Provided data:

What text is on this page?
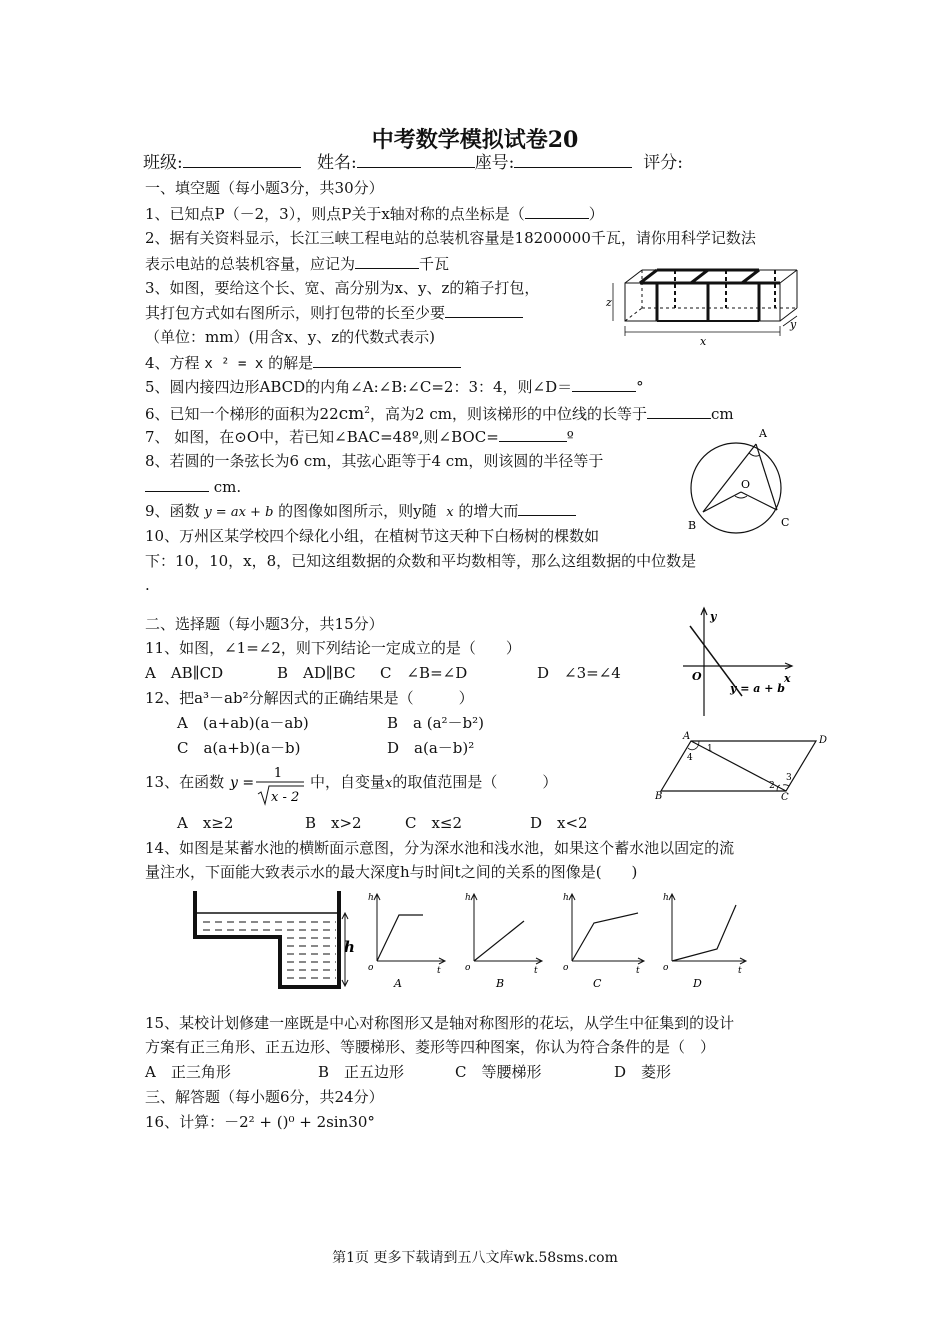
中考数学模拟试卷20
班级:	姓名:	座号:	评分:
一、填空题（每小题3分，共30分）
1、已知点P（－2，3），则点P关于x轴对称的点坐标是（	）
2、据有关资料显示，长江三峡工程电站的总装机容量是18200000千瓦，请你用科学记数法
表示电站的总装机容量，应记为	千瓦
3、如图，要给这个长、宽、高分别为x、y、z的箱子打包，
其打包方式如右图所示，则打包带的长至少要
（单位：mm）(用含x、y、z的代数式表示)
4、方程 x ² = x 的解是
5、圆内接四边形ABCD的内角∠A:∠B:∠C=2：3：4，则∠D＝	°
6、已知一个梯形的面积为$22cm^2$，高为2 cm，则该梯形的中位线的长等于	cm
7、 如图，在⊙O中，若已知∠BAC=48º,则∠BOC=	º
8、若圆的一条弦长为6 cm，其弦心距等于4 cm，则该圆的半径等于
cm.
9、函数 y = ax + b 的图像如图所示，则y随 x 的增大而
10、万州区某学校四个绿化小组，在植树节这天种下白杨树的棵数如
下：10，10，x，8，已知这组数据的众数和平均数相等，那么这组数据的中位数是
.
二、选择题（每小题3分，共15分）
11、如图，∠1=∠2，则下列结论一定成立的是（　　）
A　AB∥CD	B　AD∥BC C　∠B=∠D	D　∠3=∠4
12、把a³－ab²分解因式的正确结果是（　　　）
A　(a+ab)(a－ab)	B　a (a²－b²)
C　a(a+b)(a－b)	D　a(a－b)²
13、在函数 y =
1
x - 2
中，自变量x的取值范围是（　　　）
A　x≥2	B　x>2	C　x≤2	D　x<2
14、如图是某蓄水池的横断面示意图，分为深水池和浅水池，如果这个蓄水池以固定的流
量注水，下面能大致表示水的最大深度h与时间t之间的关系的图像是(　　)
15、某校计划修建一座既是中心对称图形又是轴对称图形的花坛，从学生中征集到的设计
方案有正三角形、正五边形、等腰梯形、菱形等四种图案，你认为符合条件的是（　）
A　正三角形	B　正五边形	C　等腰梯形	D　菱形
三、解答题（每小题6分，共24分）
16、计算：－2² + ()⁰ + 2sin30°
z
x
y
A
B	C
O
y
x
O
y = a + b
A	D
B	C
1
4
2
3
h
h
o	t
A
h
o	t
B
h
o	t
C
h
o	t
D
第1页 更多下载请到五八文库wk.58sms.com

Your goal:
Without the pictures, write out every entry precisely as it appears.

Output for this task:
What text is on this page?
中考数学模拟试卷20
班级:	姓名:	座号:	评分:
一、填空题（每小题3分，共30分）
1、已知点P（－2，3），则点P关于x轴对称的点坐标是（	）
2、据有关资料显示，长江三峡工程电站的总装机容量是18200000千瓦，请你用科学记数法
表示电站的总装机容量，应记为	千瓦
3、如图，要给这个长、宽、高分别为x、y、z的箱子打包，
其打包方式如右图所示，则打包带的长至少要
（单位：mm）(用含x、y、z的代数式表示)
4、方程 x ² = x 的解是
5、圆内接四边形ABCD的内角∠A:∠B:∠C=2：3：4，则∠D＝	°
6、已知一个梯形的面积为$22cm^2$，高为2 cm，则该梯形的中位线的长等于	cm
7、 如图，在⊙O中，若已知∠BAC=48º,则∠BOC=	º
8、若圆的一条弦长为6 cm，其弦心距等于4 cm，则该圆的半径等于
cm.
9、函数 y = ax + b 的图像如图所示，则y随 x 的增大而
10、万州区某学校四个绿化小组，在植树节这天种下白杨树的棵数如
下：10，10，x，8，已知这组数据的众数和平均数相等，那么这组数据的中位数是
.
二、选择题（每小题3分，共15分）
11、如图，∠1=∠2，则下列结论一定成立的是（　　）
A　AB∥CD	B　AD∥BC C　∠B=∠D	D　∠3=∠4
12、把a³－ab²分解因式的正确结果是（　　　）
A　(a+ab)(a－ab)	B　a (a²－b²)
C　a(a+b)(a－b)	D　a(a－b)²
13、在函数 y =
1
x - 2
中，自变量x的取值范围是（　　　）
A　x≥2	B　x>2	C　x≤2	D　x<2
14、如图是某蓄水池的横断面示意图，分为深水池和浅水池，如果这个蓄水池以固定的流
量注水，下面能大致表示水的最大深度h与时间t之间的关系的图像是(　　)
15、某校计划修建一座既是中心对称图形又是轴对称图形的花坛，从学生中征集到的设计
方案有正三角形、正五边形、等腰梯形、菱形等四种图案，你认为符合条件的是（　）
A　正三角形	B　正五边形	C　等腰梯形	D　菱形
三、解答题（每小题6分，共24分）
16、计算：－2² + ()⁰ + 2sin30°
z
x
y
A
B	C
O
y
x
O
y = a + b
A	D
B	C
1
4
2
3
h
h
o	t
A
h
o	t
B
h
o	t
C
h
o	t
D
第1页 更多下载请到五八文库wk.58sms.com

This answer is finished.